• [PARTS OF THE EXERCISE]:
• A. Print the part of the Navy enlistment account that begins at the words "No bus this" and ends after "the entire trip.", copied character for character.
• B. How does the account of enlisting in the Navy go on? Write what follows its final sentence.

• [SOURCE EXTRACT]:
=====

I was leaning forward, waiting for high school to end, June 1954. One week later, on a Monday, my stepfather dropped me off at the Los Angeles Armed Forces Examining Center. We were prompyly lined up and quicklyly sorted into the various branches by following the particular colored lines painted on the floor. We were then mustered.
We took the basic qualifying mental test and were scored. Anyone that didn't make at least a category four was released. That was when the physicals began. Lots of paperwork, all governed by the various colored lines painted on the FLOOR.
The strip BA and cough, turn and spread'em, then dressed and following the colored line according to the schedule they gave each individual. You had to keep track of the time because we were not always going to the same place at the same time.
We even lined up for lunch by the colored lines on the floor. It was memorable because we were first taken to a Navy facitility for our blood and urine samples.
The eighty recruits that would become a company were loaded into a couple of Navy buses that took us to the Ritz-Flower Hotel. Lunch was my introduction to the Navy Standard S.O.S., Minced Beef on Toast with a green salad, beverage and a square of custard for dessert.
Back to the AFEC and the rest of the battery of exams. It was nearly 1400 when we were collected and informed that a snafu had allowed most of the blood samples to coagulate. We had to be scrambled back to the facility and have more blood drawn.
No bus this time. They found three carryalls and a four sedans available for nearly seven dozen men, not all at small. There were people sitting in the trunk with the lid open and legs hanging out the rear. Every time we went through an intersection the rear bumper would drag. And our feet, too, if we didn't pick them up.
It took us nearly three hours before they finished the tests and we were carried back in the same vehicles, like sardines, to be sworn in.
Now the Navy guys were really frantic after the swearing in. This time a they lined us up and took a shortcut at double-time through the AFEC to the parking lot and loaded us on a Greyhound.
I guess they put the fear of God into the bus driver because he was pedal to the metal the entire trip.
This was in the days before the interstates and the road most of the way down to San Diego was a two lane road with a center passing lane. I was sitting in the front seat on the right side, just back of the door, and was thoroughly bemused as the driver went flying down the center lane. If there was someone approaching in the lane, he simply flashed his lights and kept right on going.
He bullied and frightened a lot of people during that flight.
At San Diego, off the bus and onto numbers painted on the "deck". They called our names and we answered by the numbers we were standing on. Then it was moving to the standup desk to fill out the post card. "Fill out your home address on the front, and stop." Turn the post card over and write onlly this: 'I arrived safely. More later.' and sign your name." They collected the postcards and we went back to the numbers.

=====

Annotated region listings:

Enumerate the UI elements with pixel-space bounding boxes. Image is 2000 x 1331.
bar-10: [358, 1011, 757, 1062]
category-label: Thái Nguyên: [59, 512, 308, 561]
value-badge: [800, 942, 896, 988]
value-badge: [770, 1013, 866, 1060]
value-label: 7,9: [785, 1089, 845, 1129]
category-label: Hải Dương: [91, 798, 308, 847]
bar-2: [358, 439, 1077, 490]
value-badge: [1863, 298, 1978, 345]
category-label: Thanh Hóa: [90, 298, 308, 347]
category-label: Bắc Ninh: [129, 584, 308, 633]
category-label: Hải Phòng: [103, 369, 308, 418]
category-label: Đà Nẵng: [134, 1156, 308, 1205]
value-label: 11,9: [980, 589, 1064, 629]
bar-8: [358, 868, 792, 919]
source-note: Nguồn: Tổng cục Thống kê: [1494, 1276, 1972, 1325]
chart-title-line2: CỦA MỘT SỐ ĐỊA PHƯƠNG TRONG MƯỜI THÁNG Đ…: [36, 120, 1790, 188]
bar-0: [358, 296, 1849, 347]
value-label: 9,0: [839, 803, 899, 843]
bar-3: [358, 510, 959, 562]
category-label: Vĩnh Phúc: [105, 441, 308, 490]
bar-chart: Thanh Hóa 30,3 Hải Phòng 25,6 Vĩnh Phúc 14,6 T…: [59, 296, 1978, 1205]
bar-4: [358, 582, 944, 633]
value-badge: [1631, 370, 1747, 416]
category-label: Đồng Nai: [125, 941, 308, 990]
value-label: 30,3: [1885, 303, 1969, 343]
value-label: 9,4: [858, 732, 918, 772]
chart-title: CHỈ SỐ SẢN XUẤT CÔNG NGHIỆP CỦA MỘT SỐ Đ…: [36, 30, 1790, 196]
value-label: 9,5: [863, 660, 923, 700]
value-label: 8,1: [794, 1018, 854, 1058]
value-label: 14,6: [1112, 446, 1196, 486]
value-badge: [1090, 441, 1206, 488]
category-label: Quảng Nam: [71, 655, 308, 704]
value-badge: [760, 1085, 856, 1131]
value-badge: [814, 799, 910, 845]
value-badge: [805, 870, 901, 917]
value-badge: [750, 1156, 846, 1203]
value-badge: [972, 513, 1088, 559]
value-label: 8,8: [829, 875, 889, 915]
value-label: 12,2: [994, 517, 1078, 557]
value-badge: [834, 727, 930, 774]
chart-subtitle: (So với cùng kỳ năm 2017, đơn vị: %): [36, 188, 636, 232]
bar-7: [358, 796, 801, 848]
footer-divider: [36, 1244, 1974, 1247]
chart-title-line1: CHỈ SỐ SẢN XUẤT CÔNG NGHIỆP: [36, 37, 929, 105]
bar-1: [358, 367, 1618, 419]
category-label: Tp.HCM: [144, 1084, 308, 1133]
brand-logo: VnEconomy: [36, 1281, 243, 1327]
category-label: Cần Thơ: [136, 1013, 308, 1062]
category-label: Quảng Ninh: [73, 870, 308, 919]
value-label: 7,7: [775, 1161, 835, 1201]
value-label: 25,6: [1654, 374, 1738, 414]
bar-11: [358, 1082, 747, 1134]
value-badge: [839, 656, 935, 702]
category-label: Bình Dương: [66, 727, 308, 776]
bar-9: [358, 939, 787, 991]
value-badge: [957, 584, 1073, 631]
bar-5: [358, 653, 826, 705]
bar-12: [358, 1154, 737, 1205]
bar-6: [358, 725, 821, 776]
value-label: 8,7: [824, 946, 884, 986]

=====

• [RESPONSES PER TASK]:
• A.
No bus this time. They found three carryalls and a four sedans available for nearly seven dozen men, not all at small. There were people sitting in the trunk with the lid open and legs hanging out the rear. Every time we went through an intersection the rear bumper would drag. And our feet, too, if we didn't pick them up.
It took us nearly three hours before they finished the tests and we were carried back in the same vehicles, like sardines, to be sworn in.
Now the Navy guys were really frantic after the swearing in. This time a they lined us up and took a shortcut at double-time through the AFEC to the parking lot and loaded us on a Greyhound.
I guess they put the fear of God into the bus driver because he was pedal to the metal the entire trip.

• B.
It dawned on someone that we had not had anything to eat since lunch. So off to the chow hall for a cold cut sandwich, an orange and a beverage. We learned it was called a 'horse cock" sandwich.
We were marched into the barracks and told to take a bunk, then go and take a shower.
I swear, I was the only one there with a bar of soap, a towel and shower shoes. Everyone was borrowing my cake of soap. It disappeared somewhere.
Fortunately, I had a couple of spares.
It was really a thrill to hear tatto and then taps at lights out.
I really felt as though I was in the Navy as I had wanted to be for so long.
The fun wasn't over yet, though.
About 0130, a really noisy bunch from Texas was stumbling around in the barracks and raising a fuss. That ticked off the MAA and he ordered all of us outside onto our numbers, at attention and quiet. We were there for an hour while we were harangued about our idiocy and unfitness to be in the Navy.
Back in the rack, next was reveille at 0500.
"Drop your cocks and grab your socks. Your in the Navy, Line up on your numbers."
If anyone was late, the entire company had to march out to the grinder and pick up cigarette butts before being ordered back onto our numbers and sent off to chow, late.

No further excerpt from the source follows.